§ **REQUIREMENTS**: Transcribe all of the material exactly. Any picture in it should be left out.

§ **EXTRACTED RECORDS**:
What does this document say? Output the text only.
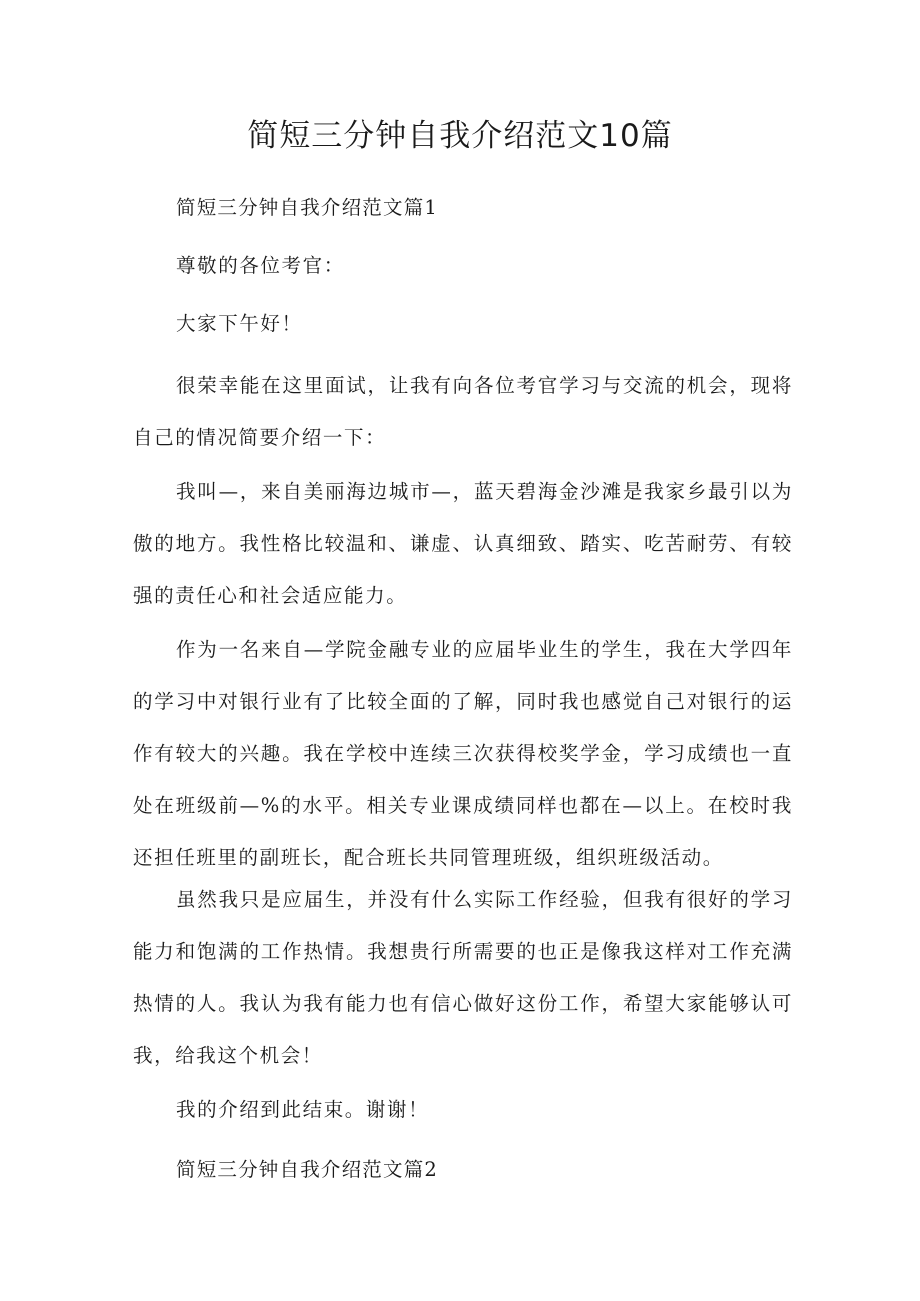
简短三分钟自我介绍范文10篇

简短三分钟自我介绍范文篇1

尊敬的各位考官：

大家下午好！

很荣幸能在这里面试，让我有向各位考官学习与交流的机会，现将自己的情况简要介绍一下：

我叫—，来自美丽海边城市—，蓝天碧海金沙滩是我家乡最引以为傲的地方。我性格比较温和、谦虚、认真细致、踏实、吃苦耐劳、有较强的责任心和社会适应能力。

作为一名来自—学院金融专业的应届毕业生的学生，我在大学四年的学习中对银行业有了比较全面的了解，同时我也感觉自己对银行的运作有较大的兴趣。我在学校中连续三次获得校奖学金，学习成绩也一直处在班级前—%的水平。相关专业课成绩同样也都在—以上。在校时我还担任班里的副班长，配合班长共同管理班级，组织班级活动。

虽然我只是应届生，并没有什么实际工作经验，但我有很好的学习能力和饱满的工作热情。我想贵行所需要的也正是像我这样对工作充满热情的人。我认为我有能力也有信心做好这份工作，希望大家能够认可我，给我这个机会！

我的介绍到此结束。谢谢！

简短三分钟自我介绍范文篇2
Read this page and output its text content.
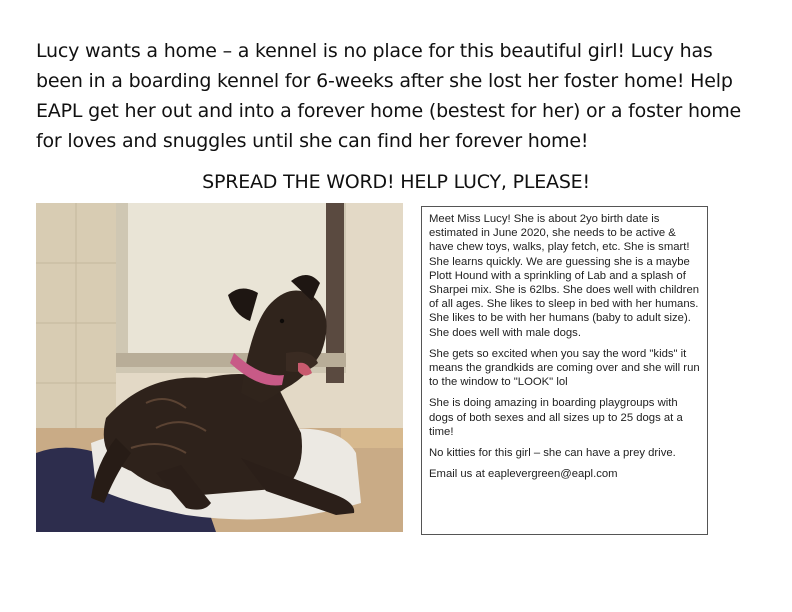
Lucy wants a home – a kennel is no place for this beautiful girl! Lucy has
been in a boarding kennel for 6-weeks after she lost her foster home! Help
EAPL get her out and into a forever home (bestest for her) or a foster home
for loves and snuggles until she can find her forever home!
SPREAD THE WORD! HELP LUCY, PLEASE!

Meet Miss Lucy! She is about 2yo birth date is estimated in June 2020, she needs to be active & have chew toys, walks, play fetch, etc. She is smart! She learns quickly. We are guessing she is a maybe Plott Hound with a sprinkling of Lab and a splash of Sharpei mix. She is 62lbs. She does well with children of all ages. She likes to sleep in bed with her humans. She likes to be with her humans (baby to adult size). She does well with male dogs.

She gets so excited when you say the word "kids" it means the grandkids are coming over and she will run to the window to "LOOK" lol

She is doing amazing in boarding playgroups with dogs of both sexes and all sizes up to 25 dogs at a time!

No kitties for this girl – she can have a prey drive.

Email us at eaplevergreen@eapl.com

§ **RESULT OF THE TASK**:
What does this document say? Output the text only.
简短三分钟自我介绍范文10篇

简短三分钟自我介绍范文篇1

尊敬的各位考官：

大家下午好！

很荣幸能在这里面试，让我有向各位考官学习与交流的机会，现将自己的情况简要介绍一下：

我叫—，来自美丽海边城市—，蓝天碧海金沙滩是我家乡最引以为傲的地方。我性格比较温和、谦虚、认真细致、踏实、吃苦耐劳、有较强的责任心和社会适应能力。

作为一名来自—学院金融专业的应届毕业生的学生，我在大学四年的学习中对银行业有了比较全面的了解，同时我也感觉自己对银行的运作有较大的兴趣。我在学校中连续三次获得校奖学金，学习成绩也一直处在班级前—%的水平。相关专业课成绩同样也都在—以上。在校时我还担任班里的副班长，配合班长共同管理班级，组织班级活动。

虽然我只是应届生，并没有什么实际工作经验，但我有很好的学习能力和饱满的工作热情。我想贵行所需要的也正是像我这样对工作充满热情的人。我认为我有能力也有信心做好这份工作，希望大家能够认可我，给我这个机会！

我的介绍到此结束。谢谢！

简短三分钟自我介绍范文篇2
Read this page and output its text content.
Lucy wants a home – a kennel is no place for this beautiful girl! Lucy has
been in a boarding kennel for 6-weeks after she lost her foster home! Help
EAPL get her out and into a forever home (bestest for her) or a foster home
for loves and snuggles until she can find her forever home!
SPREAD THE WORD! HELP LUCY, PLEASE!

Meet Miss Lucy! She is about 2yo birth date is estimated in June 2020, she needs to be active & have chew toys, walks, play fetch, etc. She is smart! She learns quickly. We are guessing she is a maybe Plott Hound with a sprinkling of Lab and a splash of Sharpei mix. She is 62lbs. She does well with children of all ages. She likes to sleep in bed with her humans. She likes to be with her humans (baby to adult size). She does well with male dogs.

She gets so excited when you say the word "kids" it means the grandkids are coming over and she will run to the window to "LOOK" lol

She is doing amazing in boarding playgroups with dogs of both sexes and all sizes up to 25 dogs at a time!

No kitties for this girl – she can have a prey drive.

Email us at eaplevergreen@eapl.com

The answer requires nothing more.